(Records from a dataset)
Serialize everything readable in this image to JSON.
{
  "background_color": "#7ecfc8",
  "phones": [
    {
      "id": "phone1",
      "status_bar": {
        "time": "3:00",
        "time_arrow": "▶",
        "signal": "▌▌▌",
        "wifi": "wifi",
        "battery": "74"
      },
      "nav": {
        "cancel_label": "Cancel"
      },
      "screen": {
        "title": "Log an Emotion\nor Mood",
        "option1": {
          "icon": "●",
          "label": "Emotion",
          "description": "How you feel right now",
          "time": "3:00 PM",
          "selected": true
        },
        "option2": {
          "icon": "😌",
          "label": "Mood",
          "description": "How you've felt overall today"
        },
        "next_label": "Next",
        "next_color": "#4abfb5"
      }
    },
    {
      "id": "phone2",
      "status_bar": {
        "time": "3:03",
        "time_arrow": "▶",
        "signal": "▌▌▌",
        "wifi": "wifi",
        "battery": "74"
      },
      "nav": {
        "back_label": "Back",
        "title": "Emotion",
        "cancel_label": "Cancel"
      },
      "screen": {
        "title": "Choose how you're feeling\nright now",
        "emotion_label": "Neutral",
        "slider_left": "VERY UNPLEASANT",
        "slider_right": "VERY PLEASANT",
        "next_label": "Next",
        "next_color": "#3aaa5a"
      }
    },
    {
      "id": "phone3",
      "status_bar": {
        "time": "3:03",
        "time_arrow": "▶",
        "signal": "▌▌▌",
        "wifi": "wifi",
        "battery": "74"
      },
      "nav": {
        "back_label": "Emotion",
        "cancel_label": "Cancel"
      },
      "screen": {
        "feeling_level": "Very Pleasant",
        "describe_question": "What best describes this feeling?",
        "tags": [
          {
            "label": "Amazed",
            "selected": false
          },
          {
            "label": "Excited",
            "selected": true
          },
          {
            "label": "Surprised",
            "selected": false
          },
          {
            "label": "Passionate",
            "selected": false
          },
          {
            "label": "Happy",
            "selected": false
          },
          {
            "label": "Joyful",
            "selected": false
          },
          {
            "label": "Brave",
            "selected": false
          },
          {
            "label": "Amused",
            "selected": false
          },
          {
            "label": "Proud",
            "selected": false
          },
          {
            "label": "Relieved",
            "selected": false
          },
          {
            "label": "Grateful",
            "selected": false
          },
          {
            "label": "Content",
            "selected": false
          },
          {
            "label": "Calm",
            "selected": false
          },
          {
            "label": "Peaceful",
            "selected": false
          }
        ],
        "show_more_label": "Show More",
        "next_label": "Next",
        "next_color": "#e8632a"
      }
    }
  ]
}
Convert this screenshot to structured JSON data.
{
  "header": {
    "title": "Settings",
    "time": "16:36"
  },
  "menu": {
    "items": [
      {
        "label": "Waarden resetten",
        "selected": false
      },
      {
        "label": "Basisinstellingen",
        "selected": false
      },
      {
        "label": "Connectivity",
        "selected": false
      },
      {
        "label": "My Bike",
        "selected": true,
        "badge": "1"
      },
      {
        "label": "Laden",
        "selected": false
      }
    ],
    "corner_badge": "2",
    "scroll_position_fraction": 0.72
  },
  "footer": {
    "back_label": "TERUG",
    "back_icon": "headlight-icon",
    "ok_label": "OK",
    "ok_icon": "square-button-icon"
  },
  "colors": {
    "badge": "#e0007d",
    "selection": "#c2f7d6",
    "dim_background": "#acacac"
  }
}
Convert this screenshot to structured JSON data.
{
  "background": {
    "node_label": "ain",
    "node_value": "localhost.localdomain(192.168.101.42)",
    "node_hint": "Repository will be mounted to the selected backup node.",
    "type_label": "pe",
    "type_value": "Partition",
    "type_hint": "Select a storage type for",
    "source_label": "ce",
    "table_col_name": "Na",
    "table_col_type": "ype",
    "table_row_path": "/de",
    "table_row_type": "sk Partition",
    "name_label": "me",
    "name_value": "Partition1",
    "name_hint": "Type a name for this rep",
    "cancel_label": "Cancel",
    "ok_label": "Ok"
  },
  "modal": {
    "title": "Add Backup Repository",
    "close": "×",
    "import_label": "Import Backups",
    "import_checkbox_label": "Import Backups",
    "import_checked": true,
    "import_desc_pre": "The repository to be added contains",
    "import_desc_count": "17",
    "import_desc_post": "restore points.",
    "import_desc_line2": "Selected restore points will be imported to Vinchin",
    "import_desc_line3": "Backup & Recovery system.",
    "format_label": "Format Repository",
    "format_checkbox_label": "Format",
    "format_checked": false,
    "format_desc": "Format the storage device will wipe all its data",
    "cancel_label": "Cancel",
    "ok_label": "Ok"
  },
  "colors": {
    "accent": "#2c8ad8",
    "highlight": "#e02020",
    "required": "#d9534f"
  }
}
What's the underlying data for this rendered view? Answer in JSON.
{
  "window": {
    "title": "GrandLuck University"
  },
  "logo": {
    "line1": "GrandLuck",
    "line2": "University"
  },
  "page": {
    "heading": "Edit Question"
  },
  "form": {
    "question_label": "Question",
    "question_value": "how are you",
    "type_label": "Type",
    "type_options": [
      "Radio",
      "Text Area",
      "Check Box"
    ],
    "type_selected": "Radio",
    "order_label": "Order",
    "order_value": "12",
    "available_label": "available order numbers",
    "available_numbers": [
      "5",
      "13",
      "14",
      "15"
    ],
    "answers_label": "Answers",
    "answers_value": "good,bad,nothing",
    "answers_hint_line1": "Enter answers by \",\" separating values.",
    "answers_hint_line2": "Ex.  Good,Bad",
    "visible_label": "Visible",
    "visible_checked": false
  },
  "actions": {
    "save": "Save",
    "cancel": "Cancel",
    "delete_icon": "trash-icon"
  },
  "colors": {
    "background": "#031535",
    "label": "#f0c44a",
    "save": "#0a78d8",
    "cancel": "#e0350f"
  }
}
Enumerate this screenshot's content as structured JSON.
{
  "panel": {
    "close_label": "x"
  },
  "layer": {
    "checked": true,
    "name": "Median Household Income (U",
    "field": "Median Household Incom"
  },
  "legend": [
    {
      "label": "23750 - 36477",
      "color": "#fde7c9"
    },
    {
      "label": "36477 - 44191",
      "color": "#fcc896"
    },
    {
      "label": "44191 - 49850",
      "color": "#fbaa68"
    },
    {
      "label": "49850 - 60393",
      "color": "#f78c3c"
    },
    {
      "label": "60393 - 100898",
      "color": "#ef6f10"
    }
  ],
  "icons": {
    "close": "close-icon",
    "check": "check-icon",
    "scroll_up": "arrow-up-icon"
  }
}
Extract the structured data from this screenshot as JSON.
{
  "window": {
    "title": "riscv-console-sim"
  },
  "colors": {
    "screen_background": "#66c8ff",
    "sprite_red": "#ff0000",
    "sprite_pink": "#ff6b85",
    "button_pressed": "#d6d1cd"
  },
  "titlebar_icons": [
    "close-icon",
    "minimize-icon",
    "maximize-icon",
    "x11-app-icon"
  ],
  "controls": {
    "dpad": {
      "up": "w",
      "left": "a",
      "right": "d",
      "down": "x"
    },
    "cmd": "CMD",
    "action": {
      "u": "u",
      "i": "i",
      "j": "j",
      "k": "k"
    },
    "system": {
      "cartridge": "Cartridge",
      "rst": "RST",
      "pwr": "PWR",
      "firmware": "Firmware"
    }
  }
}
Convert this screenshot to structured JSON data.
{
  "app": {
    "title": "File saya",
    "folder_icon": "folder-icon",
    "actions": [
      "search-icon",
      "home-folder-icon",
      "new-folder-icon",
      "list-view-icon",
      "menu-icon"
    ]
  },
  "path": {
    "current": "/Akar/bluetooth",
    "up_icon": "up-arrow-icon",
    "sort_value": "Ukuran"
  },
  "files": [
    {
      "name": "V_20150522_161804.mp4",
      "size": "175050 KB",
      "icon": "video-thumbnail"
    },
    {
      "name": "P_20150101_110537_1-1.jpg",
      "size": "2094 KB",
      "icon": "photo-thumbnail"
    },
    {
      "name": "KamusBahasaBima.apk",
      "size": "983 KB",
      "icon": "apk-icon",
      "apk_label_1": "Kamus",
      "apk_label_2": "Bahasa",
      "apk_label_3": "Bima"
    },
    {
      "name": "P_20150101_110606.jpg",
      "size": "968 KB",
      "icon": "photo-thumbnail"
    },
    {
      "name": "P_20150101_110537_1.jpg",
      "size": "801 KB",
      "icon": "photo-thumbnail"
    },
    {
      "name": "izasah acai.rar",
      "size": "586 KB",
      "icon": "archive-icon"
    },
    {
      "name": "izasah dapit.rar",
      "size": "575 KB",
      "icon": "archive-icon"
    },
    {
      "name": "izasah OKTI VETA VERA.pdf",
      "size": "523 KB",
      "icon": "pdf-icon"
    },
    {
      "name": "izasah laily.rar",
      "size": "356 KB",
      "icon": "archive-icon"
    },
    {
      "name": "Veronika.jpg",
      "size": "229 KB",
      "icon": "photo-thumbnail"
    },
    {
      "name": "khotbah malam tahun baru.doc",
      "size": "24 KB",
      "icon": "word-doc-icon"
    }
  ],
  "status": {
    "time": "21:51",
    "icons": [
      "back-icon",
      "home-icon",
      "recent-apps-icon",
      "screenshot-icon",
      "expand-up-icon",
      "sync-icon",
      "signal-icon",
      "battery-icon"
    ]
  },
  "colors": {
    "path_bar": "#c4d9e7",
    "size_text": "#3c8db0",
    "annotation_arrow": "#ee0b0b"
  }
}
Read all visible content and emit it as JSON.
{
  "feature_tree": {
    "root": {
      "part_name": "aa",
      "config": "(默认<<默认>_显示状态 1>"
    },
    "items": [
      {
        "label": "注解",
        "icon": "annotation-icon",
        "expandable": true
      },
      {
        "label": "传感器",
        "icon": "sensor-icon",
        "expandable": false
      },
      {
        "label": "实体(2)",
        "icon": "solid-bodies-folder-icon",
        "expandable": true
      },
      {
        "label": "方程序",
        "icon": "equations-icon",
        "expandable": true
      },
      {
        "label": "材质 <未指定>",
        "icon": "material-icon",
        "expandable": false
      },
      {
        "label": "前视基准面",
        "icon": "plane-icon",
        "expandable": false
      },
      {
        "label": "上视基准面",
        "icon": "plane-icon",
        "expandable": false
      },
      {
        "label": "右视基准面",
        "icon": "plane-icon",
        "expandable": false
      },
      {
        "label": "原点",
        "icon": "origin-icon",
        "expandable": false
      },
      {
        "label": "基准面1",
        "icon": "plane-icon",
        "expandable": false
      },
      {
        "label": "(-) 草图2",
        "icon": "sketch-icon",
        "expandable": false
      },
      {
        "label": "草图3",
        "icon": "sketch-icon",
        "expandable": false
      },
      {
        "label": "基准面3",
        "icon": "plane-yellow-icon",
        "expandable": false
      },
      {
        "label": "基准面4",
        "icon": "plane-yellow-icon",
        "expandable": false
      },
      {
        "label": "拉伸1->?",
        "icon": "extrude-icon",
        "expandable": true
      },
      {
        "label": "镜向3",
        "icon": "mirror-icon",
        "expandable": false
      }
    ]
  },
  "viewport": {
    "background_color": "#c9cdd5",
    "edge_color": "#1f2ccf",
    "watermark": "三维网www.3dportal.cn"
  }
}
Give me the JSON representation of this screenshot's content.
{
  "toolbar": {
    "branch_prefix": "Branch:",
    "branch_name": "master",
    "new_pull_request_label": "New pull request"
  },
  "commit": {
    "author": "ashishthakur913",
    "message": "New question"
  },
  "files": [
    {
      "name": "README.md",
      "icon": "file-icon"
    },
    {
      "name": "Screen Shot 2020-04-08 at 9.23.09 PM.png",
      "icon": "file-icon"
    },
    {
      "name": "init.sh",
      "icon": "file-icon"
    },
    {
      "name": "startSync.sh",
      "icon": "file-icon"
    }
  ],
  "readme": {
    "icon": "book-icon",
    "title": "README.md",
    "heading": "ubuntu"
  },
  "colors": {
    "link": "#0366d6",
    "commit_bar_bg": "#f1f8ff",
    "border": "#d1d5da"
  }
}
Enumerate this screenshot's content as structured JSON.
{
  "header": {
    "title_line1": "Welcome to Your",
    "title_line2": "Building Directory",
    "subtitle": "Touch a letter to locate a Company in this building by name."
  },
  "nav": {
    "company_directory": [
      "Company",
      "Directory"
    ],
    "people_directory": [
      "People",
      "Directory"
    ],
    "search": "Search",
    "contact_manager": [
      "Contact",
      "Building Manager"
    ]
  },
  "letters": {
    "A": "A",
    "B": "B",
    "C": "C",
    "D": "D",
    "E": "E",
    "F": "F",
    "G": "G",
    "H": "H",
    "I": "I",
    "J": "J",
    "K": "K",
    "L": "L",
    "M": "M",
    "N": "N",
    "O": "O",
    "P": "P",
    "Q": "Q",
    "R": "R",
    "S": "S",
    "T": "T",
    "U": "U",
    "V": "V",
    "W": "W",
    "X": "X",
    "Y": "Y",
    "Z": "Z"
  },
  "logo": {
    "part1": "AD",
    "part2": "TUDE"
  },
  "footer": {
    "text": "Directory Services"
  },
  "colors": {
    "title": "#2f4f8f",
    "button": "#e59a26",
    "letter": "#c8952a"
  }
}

_What is being asked_:
Read the entries above, then pull out the lines that include "Household".

_Expected answer_:
    "name": "Median Household Income (U",
    "field": "Median Household Incom"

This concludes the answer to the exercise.